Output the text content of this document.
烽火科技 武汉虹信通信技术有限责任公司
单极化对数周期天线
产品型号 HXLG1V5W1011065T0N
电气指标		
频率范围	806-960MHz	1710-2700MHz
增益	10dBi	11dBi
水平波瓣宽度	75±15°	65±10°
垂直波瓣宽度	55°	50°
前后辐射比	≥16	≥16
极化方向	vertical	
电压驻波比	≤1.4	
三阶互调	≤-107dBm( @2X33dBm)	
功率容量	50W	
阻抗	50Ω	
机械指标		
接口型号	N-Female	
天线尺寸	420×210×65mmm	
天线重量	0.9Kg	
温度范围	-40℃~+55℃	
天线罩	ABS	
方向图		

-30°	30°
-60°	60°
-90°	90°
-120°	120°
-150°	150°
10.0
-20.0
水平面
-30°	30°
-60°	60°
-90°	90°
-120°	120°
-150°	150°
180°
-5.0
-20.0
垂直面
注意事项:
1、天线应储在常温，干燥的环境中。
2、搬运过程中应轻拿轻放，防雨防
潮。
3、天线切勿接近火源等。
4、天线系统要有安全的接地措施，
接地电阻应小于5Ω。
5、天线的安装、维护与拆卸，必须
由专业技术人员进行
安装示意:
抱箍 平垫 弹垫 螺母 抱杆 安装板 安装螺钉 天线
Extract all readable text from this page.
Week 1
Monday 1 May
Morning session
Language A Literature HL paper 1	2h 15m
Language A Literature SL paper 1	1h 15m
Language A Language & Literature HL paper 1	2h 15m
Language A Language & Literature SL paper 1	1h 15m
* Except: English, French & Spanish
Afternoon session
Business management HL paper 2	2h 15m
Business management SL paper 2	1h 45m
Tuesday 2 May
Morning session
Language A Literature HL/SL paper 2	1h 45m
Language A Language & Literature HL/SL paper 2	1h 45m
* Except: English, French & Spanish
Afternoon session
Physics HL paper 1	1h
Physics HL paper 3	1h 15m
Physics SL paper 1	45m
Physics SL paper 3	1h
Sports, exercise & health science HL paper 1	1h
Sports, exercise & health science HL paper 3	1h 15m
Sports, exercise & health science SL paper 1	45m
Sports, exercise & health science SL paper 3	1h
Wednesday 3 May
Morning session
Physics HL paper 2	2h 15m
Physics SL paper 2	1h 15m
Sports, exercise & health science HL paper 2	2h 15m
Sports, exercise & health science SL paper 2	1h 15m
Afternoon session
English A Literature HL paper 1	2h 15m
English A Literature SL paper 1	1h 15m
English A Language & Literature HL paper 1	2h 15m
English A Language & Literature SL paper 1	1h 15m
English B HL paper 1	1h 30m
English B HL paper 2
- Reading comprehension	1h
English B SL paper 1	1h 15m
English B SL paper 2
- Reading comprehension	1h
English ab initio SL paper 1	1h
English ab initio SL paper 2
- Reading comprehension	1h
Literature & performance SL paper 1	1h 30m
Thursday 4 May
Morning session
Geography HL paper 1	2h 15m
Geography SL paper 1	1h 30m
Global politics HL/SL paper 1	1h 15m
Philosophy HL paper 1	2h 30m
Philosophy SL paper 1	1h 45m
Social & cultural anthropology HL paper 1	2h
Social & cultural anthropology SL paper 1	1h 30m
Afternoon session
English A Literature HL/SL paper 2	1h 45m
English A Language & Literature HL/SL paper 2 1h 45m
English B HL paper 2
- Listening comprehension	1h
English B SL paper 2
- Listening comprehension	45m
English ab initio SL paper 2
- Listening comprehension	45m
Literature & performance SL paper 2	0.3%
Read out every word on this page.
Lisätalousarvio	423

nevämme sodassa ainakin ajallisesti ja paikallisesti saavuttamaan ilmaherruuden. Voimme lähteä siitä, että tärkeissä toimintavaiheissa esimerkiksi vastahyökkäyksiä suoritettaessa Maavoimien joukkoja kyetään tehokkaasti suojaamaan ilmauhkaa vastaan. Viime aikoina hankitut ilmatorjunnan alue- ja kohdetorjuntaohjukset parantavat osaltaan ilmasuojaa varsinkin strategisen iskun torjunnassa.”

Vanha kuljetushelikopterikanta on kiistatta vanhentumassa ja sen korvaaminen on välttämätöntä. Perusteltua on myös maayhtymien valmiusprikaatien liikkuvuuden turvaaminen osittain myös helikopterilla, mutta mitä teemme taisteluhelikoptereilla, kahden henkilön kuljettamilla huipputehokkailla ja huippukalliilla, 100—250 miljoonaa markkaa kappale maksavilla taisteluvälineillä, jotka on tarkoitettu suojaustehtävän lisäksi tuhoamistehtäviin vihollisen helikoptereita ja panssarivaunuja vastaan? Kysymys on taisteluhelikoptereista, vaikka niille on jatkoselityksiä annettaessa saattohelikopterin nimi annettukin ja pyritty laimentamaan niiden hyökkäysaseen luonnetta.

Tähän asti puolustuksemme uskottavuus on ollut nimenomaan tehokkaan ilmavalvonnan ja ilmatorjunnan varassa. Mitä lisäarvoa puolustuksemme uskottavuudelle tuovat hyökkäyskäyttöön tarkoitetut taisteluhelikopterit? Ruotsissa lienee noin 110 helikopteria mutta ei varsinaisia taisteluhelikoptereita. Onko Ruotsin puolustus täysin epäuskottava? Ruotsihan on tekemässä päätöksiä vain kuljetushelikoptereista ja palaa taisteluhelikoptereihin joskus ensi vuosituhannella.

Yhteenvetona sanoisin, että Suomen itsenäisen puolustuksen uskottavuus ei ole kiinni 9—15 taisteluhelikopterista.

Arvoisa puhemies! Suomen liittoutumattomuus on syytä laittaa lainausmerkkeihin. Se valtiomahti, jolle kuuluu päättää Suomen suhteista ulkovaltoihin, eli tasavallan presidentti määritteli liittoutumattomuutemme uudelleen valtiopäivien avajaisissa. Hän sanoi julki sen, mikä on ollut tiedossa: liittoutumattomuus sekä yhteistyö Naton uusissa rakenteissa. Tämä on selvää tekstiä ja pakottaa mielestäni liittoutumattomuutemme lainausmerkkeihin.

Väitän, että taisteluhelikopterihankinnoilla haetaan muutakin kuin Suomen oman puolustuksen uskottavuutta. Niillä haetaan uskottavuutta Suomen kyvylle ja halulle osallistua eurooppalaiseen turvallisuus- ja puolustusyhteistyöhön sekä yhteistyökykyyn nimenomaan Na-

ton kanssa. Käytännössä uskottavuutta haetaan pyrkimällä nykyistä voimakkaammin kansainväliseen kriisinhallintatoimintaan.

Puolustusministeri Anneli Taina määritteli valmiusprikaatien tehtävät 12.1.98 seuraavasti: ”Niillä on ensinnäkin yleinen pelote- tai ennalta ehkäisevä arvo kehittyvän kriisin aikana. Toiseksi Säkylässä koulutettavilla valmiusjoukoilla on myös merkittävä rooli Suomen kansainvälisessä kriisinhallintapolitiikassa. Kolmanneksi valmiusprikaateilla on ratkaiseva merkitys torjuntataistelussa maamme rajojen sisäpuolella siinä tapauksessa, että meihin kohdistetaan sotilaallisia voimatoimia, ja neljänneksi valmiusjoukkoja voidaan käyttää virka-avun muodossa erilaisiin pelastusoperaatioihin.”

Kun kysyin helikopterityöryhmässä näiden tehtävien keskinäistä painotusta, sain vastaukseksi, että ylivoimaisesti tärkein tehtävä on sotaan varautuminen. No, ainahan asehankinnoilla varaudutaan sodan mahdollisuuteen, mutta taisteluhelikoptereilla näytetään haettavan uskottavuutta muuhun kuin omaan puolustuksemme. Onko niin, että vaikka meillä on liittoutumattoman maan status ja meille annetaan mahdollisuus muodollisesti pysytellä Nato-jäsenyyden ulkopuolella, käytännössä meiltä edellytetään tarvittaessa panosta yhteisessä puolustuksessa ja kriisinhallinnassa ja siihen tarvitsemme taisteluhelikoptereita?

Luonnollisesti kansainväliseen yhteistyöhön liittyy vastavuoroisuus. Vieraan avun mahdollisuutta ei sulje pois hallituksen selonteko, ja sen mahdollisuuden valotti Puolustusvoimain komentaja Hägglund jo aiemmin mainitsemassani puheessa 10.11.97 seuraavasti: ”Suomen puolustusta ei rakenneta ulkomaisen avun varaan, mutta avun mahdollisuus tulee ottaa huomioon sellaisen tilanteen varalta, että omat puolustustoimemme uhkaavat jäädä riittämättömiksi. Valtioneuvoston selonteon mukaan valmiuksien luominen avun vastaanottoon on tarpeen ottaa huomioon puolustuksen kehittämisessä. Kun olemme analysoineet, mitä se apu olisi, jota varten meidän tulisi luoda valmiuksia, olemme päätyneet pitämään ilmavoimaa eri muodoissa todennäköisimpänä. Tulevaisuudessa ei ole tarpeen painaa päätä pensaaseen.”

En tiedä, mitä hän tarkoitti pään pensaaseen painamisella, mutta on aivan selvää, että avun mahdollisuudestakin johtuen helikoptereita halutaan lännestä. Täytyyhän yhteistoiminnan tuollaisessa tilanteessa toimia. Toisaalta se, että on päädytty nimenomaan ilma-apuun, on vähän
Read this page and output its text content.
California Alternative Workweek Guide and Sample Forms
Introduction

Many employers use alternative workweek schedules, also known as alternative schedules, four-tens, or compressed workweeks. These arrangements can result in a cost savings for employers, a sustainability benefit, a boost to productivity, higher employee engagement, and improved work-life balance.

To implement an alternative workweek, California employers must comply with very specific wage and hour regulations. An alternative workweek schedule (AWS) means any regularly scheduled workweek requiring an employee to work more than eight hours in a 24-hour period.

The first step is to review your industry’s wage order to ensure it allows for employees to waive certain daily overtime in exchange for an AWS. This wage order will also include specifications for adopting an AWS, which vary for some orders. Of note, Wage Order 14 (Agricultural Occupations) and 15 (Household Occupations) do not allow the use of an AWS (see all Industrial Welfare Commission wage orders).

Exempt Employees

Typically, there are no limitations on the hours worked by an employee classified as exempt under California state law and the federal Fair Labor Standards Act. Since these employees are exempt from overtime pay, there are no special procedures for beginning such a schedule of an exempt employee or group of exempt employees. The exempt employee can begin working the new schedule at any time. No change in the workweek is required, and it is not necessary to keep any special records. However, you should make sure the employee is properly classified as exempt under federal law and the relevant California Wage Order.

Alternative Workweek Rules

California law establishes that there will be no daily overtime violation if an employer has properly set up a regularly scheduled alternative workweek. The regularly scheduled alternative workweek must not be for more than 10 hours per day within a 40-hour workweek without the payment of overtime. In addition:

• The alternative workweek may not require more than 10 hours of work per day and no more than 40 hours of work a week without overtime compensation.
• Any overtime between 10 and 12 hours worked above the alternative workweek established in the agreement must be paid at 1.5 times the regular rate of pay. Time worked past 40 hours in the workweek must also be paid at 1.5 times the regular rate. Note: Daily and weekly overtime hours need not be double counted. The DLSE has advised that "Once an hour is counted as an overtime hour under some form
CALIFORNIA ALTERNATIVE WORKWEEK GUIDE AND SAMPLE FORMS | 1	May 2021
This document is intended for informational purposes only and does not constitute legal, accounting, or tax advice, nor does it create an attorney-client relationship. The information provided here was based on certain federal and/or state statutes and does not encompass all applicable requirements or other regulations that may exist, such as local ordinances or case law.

-------------------------

-- What you are asked to do --
Pull out every line of the entries that includes the word "hours".

-- Exercise response --
To implement an alternative workweek, California employers must comply with very specific wage and hour regulations. An alternative workweek schedule (AWS) means any regularly scheduled workweek requiring an employee to work more than eight hours in a 24-hour period.
Typically, there are no limitations on the hours worked by an employee classified as exempt under California state law and the federal Fair Labor Standards Act. Since these employees are exempt from overtime pay, there are no special procedures for beginning such a schedule of an exempt employee or group of exempt employees. The exempt employee can begin working the new schedule at any time. No change in the workweek is required, and it is not necessary to keep any special records. However, you should make sure the employee is properly classified as exempt under federal law and the relevant California Wage Order.
California law establishes that there will be no daily overtime violation if an employer has properly set up a regularly scheduled alternative workweek. The regularly scheduled alternative workweek must not be for more than 10 hours per day within a 40-hour workweek without the payment of overtime. In addition:
• The alternative workweek may not require more than 10 hours of work per day and no more than 40 hours of work a week without overtime compensation.
• Any overtime between 10 and 12 hours worked above the alternative workweek established in the agreement must be paid at 1.5 times the regular rate of pay. Time worked past 40 hours in the workweek must also be paid at 1.5 times the regular rate. Note: Daily and weekly overtime hours need not be double counted. The DLSE has advised that "Once an hour is counted as an overtime hour under some form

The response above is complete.